[start Data]

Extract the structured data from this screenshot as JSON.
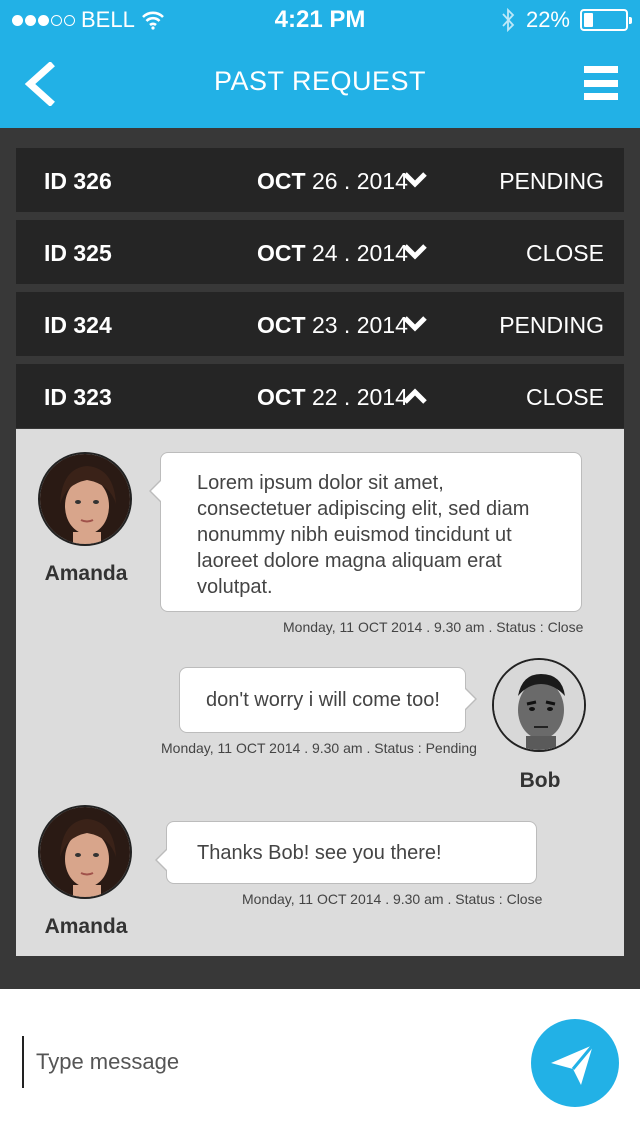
{
  "status_bar": {
    "carrier": "BELL",
    "time": "4:21 PM",
    "battery": "22%",
    "battery_level": 0.22
  },
  "header": {
    "title": "PAST REQUEST",
    "back_icon": "chevron-left-icon",
    "menu_icon": "hamburger-menu-icon"
  },
  "requests": [
    {
      "id": "ID 326",
      "date_month": "OCT",
      "date_rest": " 26 . 2014",
      "status": "PENDING",
      "expanded": false
    },
    {
      "id": "ID 325",
      "date_month": "OCT",
      "date_rest": " 24 . 2014",
      "status": "CLOSE",
      "expanded": false
    },
    {
      "id": "ID 324",
      "date_month": "OCT",
      "date_rest": " 23 . 2014",
      "status": "PENDING",
      "expanded": false
    },
    {
      "id": "ID 323",
      "date_month": "OCT",
      "date_rest": " 22 . 2014",
      "status": "CLOSE",
      "expanded": true
    }
  ],
  "conversation": [
    {
      "sender": "Amanda",
      "side": "left",
      "text": "Lorem ipsum dolor sit amet, consectetuer adipiscing elit, sed diam nonummy nibh euismod tincidunt ut laoreet dolore magna aliquam erat volutpat.",
      "meta": "Monday, 11 OCT 2014 . 9.30 am . Status : Close"
    },
    {
      "sender": "Bob",
      "side": "right",
      "text": "don't worry i will come too!",
      "meta": "Monday, 11 OCT 2014 . 9.30 am . Status : Pending"
    },
    {
      "sender": "Amanda",
      "side": "left",
      "text": "Thanks Bob! see you there!",
      "meta": "Monday, 11 OCT 2014 . 9.30 am . Status : Close"
    }
  ],
  "composer": {
    "placeholder": "Type message",
    "send_icon": "paper-plane-icon"
  },
  "colors": {
    "accent": "#22b1e6",
    "row_bg": "#252525",
    "panel_bg": "#dcdcdc",
    "page_bg": "#383838"
  }
}
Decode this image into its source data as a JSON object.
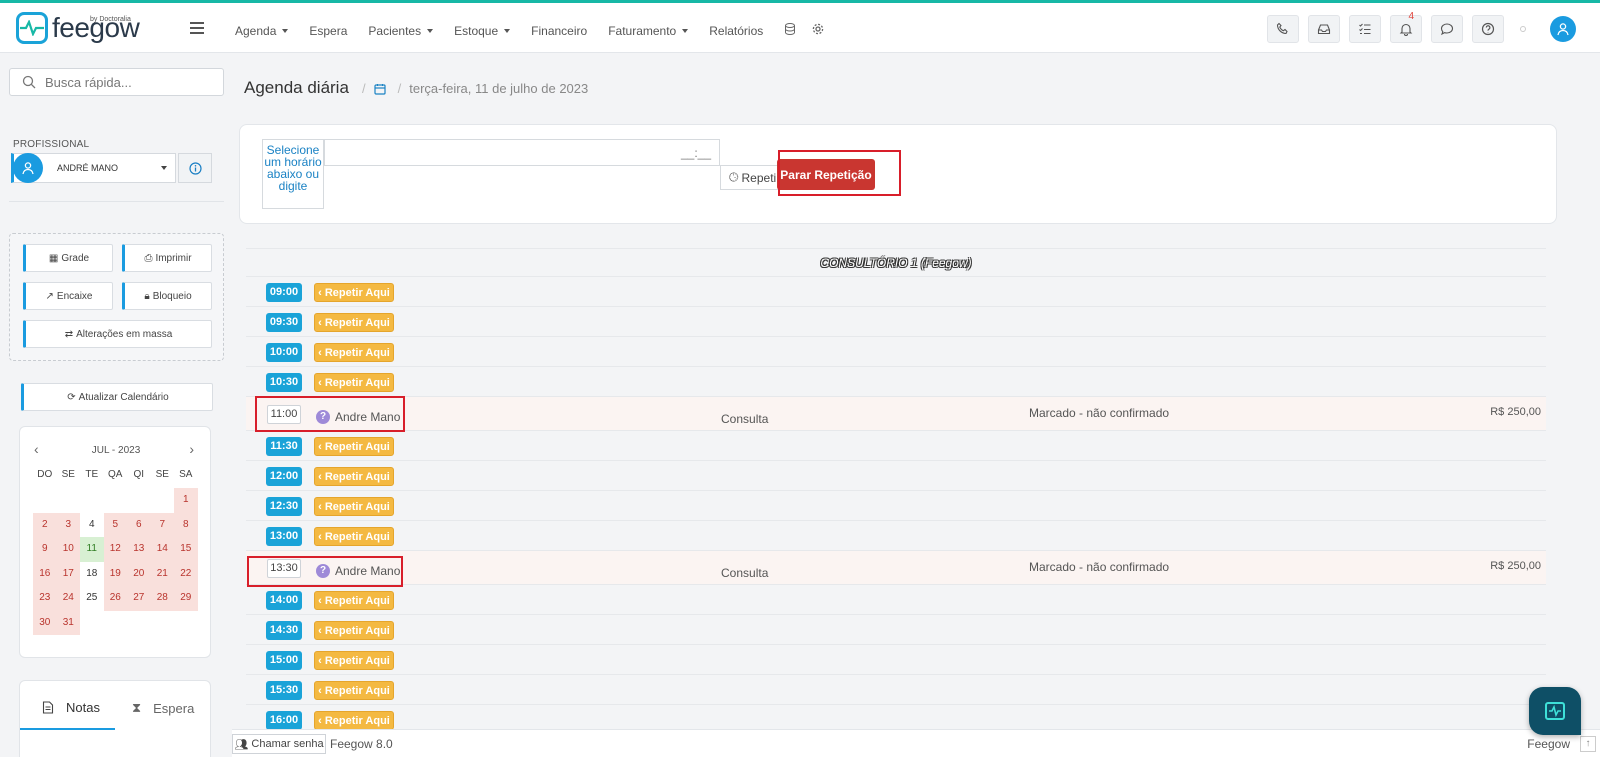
{
  "brand": {
    "logo_text": "feegow",
    "logo_sub": "by Doctoralia"
  },
  "topnav": {
    "items": [
      {
        "label": "Agenda",
        "dropdown": true
      },
      {
        "label": "Espera",
        "dropdown": false
      },
      {
        "label": "Pacientes",
        "dropdown": true
      },
      {
        "label": "Estoque",
        "dropdown": true
      },
      {
        "label": "Financeiro",
        "dropdown": false
      },
      {
        "label": "Faturamento",
        "dropdown": true
      },
      {
        "label": "Relatórios",
        "dropdown": false
      }
    ],
    "notification_count": "4"
  },
  "sidebar": {
    "search_placeholder": "Busca rápida...",
    "professional_label": "PROFISSIONAL",
    "professional_name": "ANDRÉ MANO",
    "tools": {
      "grade": "Grade",
      "imprimir": "Imprimir",
      "encaixe": "Encaixe",
      "bloqueio": "Bloqueio",
      "alteracoes": "Alterações em massa"
    },
    "refresh_label": "Atualizar Calendário",
    "calendar": {
      "month_label": "JUL - 2023",
      "dows": [
        "DO",
        "SE",
        "TE",
        "QA",
        "QI",
        "SE",
        "SA"
      ],
      "days": [
        {
          "d": "",
          "k": "e"
        },
        {
          "d": "",
          "k": "e"
        },
        {
          "d": "",
          "k": "e"
        },
        {
          "d": "",
          "k": "e"
        },
        {
          "d": "",
          "k": "e"
        },
        {
          "d": "",
          "k": "e"
        },
        {
          "d": "1",
          "k": "d"
        },
        {
          "d": "2",
          "k": "d"
        },
        {
          "d": "3",
          "k": "d"
        },
        {
          "d": "4",
          "k": "w"
        },
        {
          "d": "5",
          "k": "d"
        },
        {
          "d": "6",
          "k": "d"
        },
        {
          "d": "7",
          "k": "d"
        },
        {
          "d": "8",
          "k": "d"
        },
        {
          "d": "9",
          "k": "d"
        },
        {
          "d": "10",
          "k": "d"
        },
        {
          "d": "11",
          "k": "t"
        },
        {
          "d": "12",
          "k": "d"
        },
        {
          "d": "13",
          "k": "d"
        },
        {
          "d": "14",
          "k": "d"
        },
        {
          "d": "15",
          "k": "d"
        },
        {
          "d": "16",
          "k": "d"
        },
        {
          "d": "17",
          "k": "d"
        },
        {
          "d": "18",
          "k": "w"
        },
        {
          "d": "19",
          "k": "d"
        },
        {
          "d": "20",
          "k": "d"
        },
        {
          "d": "21",
          "k": "d"
        },
        {
          "d": "22",
          "k": "d"
        },
        {
          "d": "23",
          "k": "d"
        },
        {
          "d": "24",
          "k": "d"
        },
        {
          "d": "25",
          "k": "w"
        },
        {
          "d": "26",
          "k": "d"
        },
        {
          "d": "27",
          "k": "d"
        },
        {
          "d": "28",
          "k": "d"
        },
        {
          "d": "29",
          "k": "d"
        },
        {
          "d": "30",
          "k": "d"
        },
        {
          "d": "31",
          "k": "d"
        }
      ]
    },
    "notes_tab": "Notas",
    "wait_tab": "Espera"
  },
  "main": {
    "title": "Agenda diária",
    "date": "terça-feira, 11 de julho de 2023",
    "select_hint": "Selecione um horário abaixo ou digite",
    "time_mask": "__:__",
    "repeat_label": "Repetir",
    "stop_repeat_label": "Parar Repetição",
    "room_title": "CONSULTÓRIO 1 (Feegow)",
    "repeat_here_label": "Repetir Aqui",
    "slots": [
      {
        "time": "09:00",
        "booked": false
      },
      {
        "time": "09:30",
        "booked": false
      },
      {
        "time": "10:00",
        "booked": false
      },
      {
        "time": "10:30",
        "booked": false
      },
      {
        "time": "11:00",
        "booked": true,
        "patient": "Andre Mano",
        "procedure": "Consulta",
        "status": "Marcado - não confirmado",
        "price": "R$ 250,00"
      },
      {
        "time": "11:30",
        "booked": false
      },
      {
        "time": "12:00",
        "booked": false
      },
      {
        "time": "12:30",
        "booked": false
      },
      {
        "time": "13:00",
        "booked": false
      },
      {
        "time": "13:30",
        "booked": true,
        "patient": "Andre Mano",
        "procedure": "Consulta",
        "status": "Marcado - não confirmado",
        "price": "R$ 250,00"
      },
      {
        "time": "14:00",
        "booked": false
      },
      {
        "time": "14:30",
        "booked": false
      },
      {
        "time": "15:00",
        "booked": false
      },
      {
        "time": "15:30",
        "booked": false
      },
      {
        "time": "16:00",
        "booked": false
      }
    ]
  },
  "footer": {
    "call_label": "Chamar senha",
    "version": "Feegow 8.0",
    "brand": "Feegow"
  },
  "colors": {
    "accent": "#1aa3d8",
    "repeat_here": "#f4b942",
    "stop_repeat": "#c93630",
    "highlight": "#d81e2a"
  }
}
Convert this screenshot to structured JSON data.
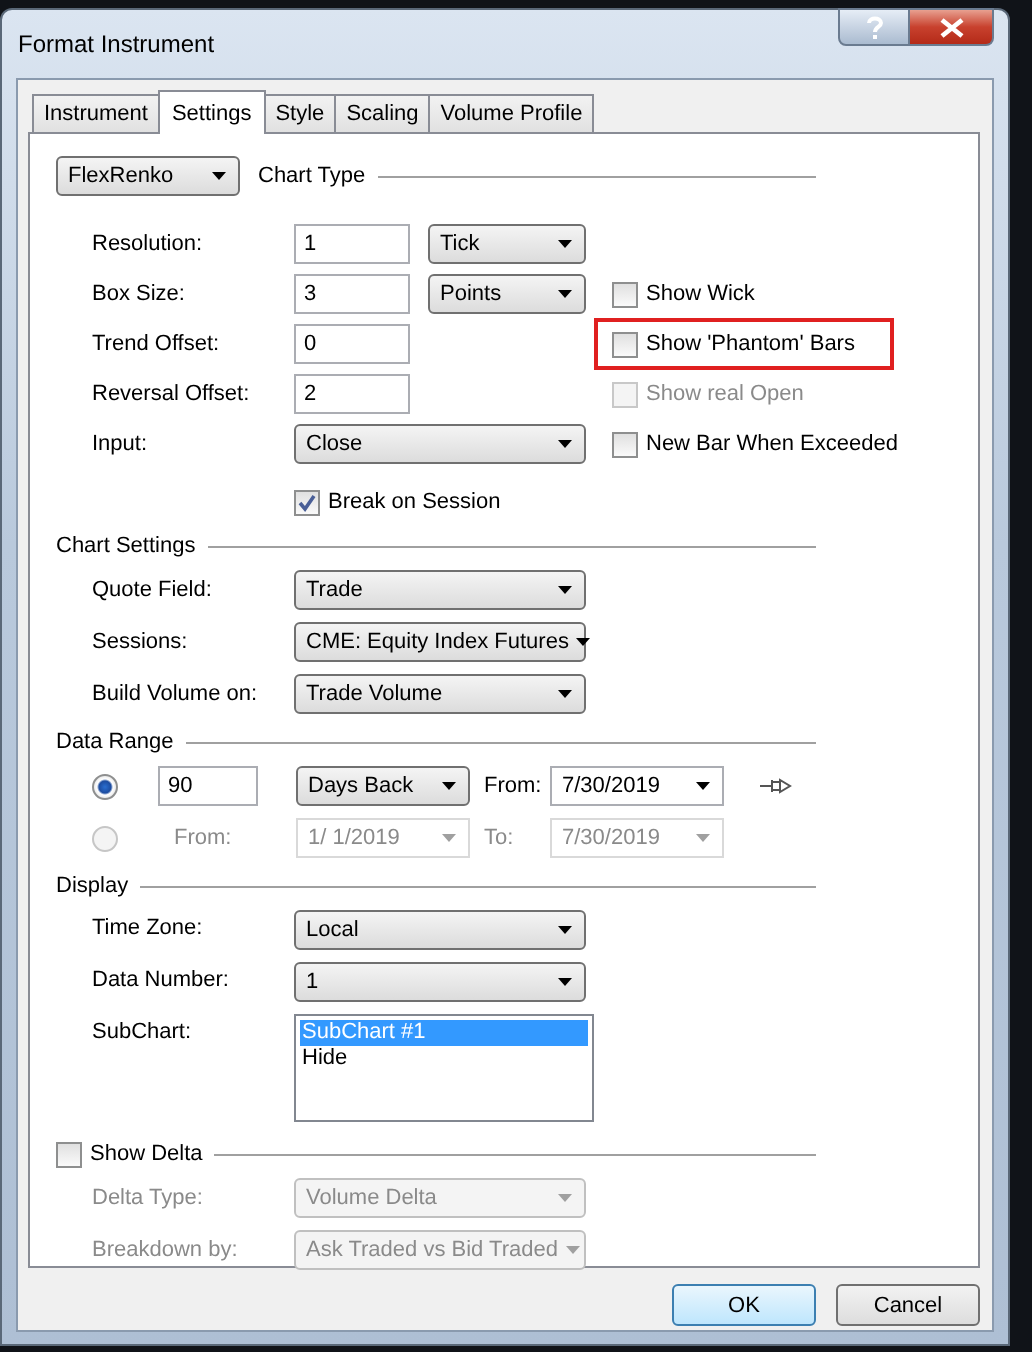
{
  "window": {
    "title": "Format Instrument"
  },
  "tabs": [
    {
      "label": "Instrument",
      "selected": false
    },
    {
      "label": "Settings",
      "selected": true
    },
    {
      "label": "Style",
      "selected": false
    },
    {
      "label": "Scaling",
      "selected": false
    },
    {
      "label": "Volume Profile",
      "selected": false
    }
  ],
  "chart_type": {
    "selector": "FlexRenko",
    "title": "Chart Type",
    "rows": [
      {
        "label": "Resolution:",
        "value": "1",
        "unit": "Tick"
      },
      {
        "label": "Box Size:",
        "value": "3",
        "unit": "Points",
        "option": {
          "label": "Show Wick",
          "checked": false,
          "disabled": false,
          "highlighted": false
        }
      },
      {
        "label": "Trend Offset:",
        "value": "0",
        "option": {
          "label": "Show 'Phantom' Bars",
          "checked": false,
          "disabled": false,
          "highlighted": true
        }
      },
      {
        "label": "Reversal Offset:",
        "value": "2",
        "option": {
          "label": "Show real Open",
          "checked": false,
          "disabled": true,
          "highlighted": false
        }
      },
      {
        "label": "Input:",
        "dropdown": "Close",
        "option": {
          "label": "New Bar When Exceeded",
          "checked": false,
          "disabled": false,
          "highlighted": false
        }
      }
    ],
    "break_on_session": {
      "label": "Break on Session",
      "checked": true
    }
  },
  "chart_settings": {
    "title": "Chart Settings",
    "rows": [
      {
        "label": "Quote Field:",
        "dropdown": "Trade"
      },
      {
        "label": "Sessions:",
        "dropdown": "CME: Equity Index Futures"
      },
      {
        "label": "Build Volume on:",
        "dropdown": "Trade Volume"
      }
    ]
  },
  "data_range": {
    "title": "Data Range",
    "rows": [
      {
        "kind": "days",
        "selected": true,
        "disabled": false,
        "days": "90",
        "period": "Days Back",
        "from_label": "From:",
        "from": "7/30/2019"
      },
      {
        "kind": "range",
        "selected": false,
        "disabled": true,
        "from_label": "From:",
        "from": "1/  1/2019",
        "to_label": "To:",
        "to": "7/30/2019"
      }
    ]
  },
  "display": {
    "title": "Display",
    "rows": [
      {
        "label": "Time Zone:",
        "dropdown": "Local"
      },
      {
        "label": "Data Number:",
        "dropdown": "1"
      },
      {
        "label": "SubChart:",
        "list": [
          {
            "label": "SubChart #1",
            "selected": true
          },
          {
            "label": "Hide",
            "selected": false
          }
        ]
      }
    ]
  },
  "delta": {
    "label": "Show Delta",
    "checked": false,
    "rows": [
      {
        "label": "Delta Type:",
        "dropdown": "Volume Delta",
        "disabled": true
      },
      {
        "label": "Breakdown by:",
        "dropdown": "Ask Traded vs Bid Traded",
        "disabled": true
      }
    ]
  },
  "buttons": [
    {
      "label": "OK",
      "default": true
    },
    {
      "label": "Cancel",
      "default": false
    }
  ]
}
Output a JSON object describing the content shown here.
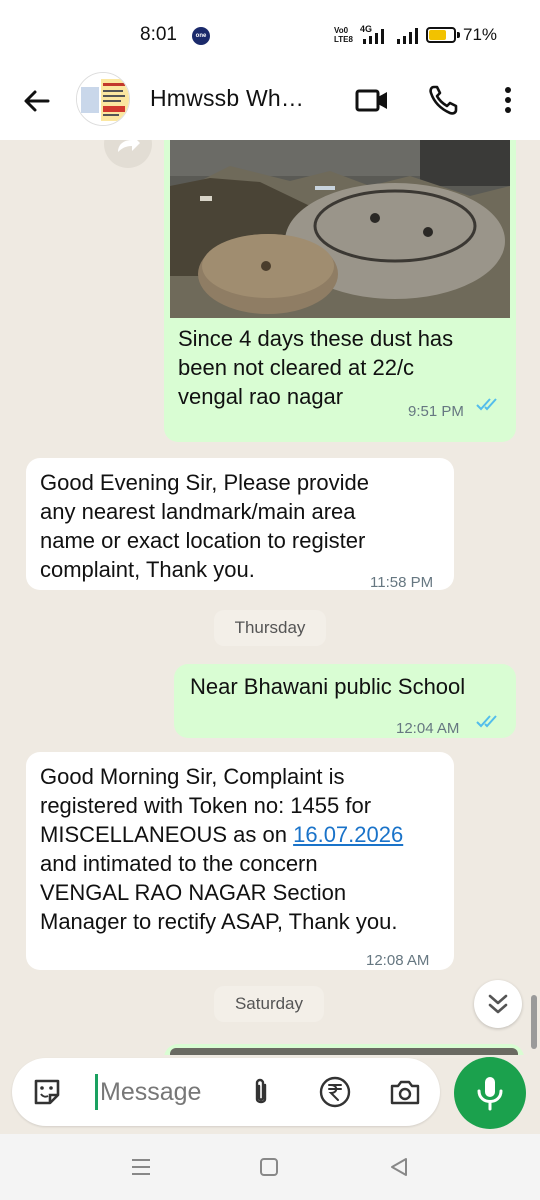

[end Data]

Copy out every line of the material above that mentions the word "icon".

> [Result of this task]:
    "back_icon": "chevron-left-icon",
    "menu_icon": "hamburger-menu-icon"
    "send_icon": "paper-plane-icon"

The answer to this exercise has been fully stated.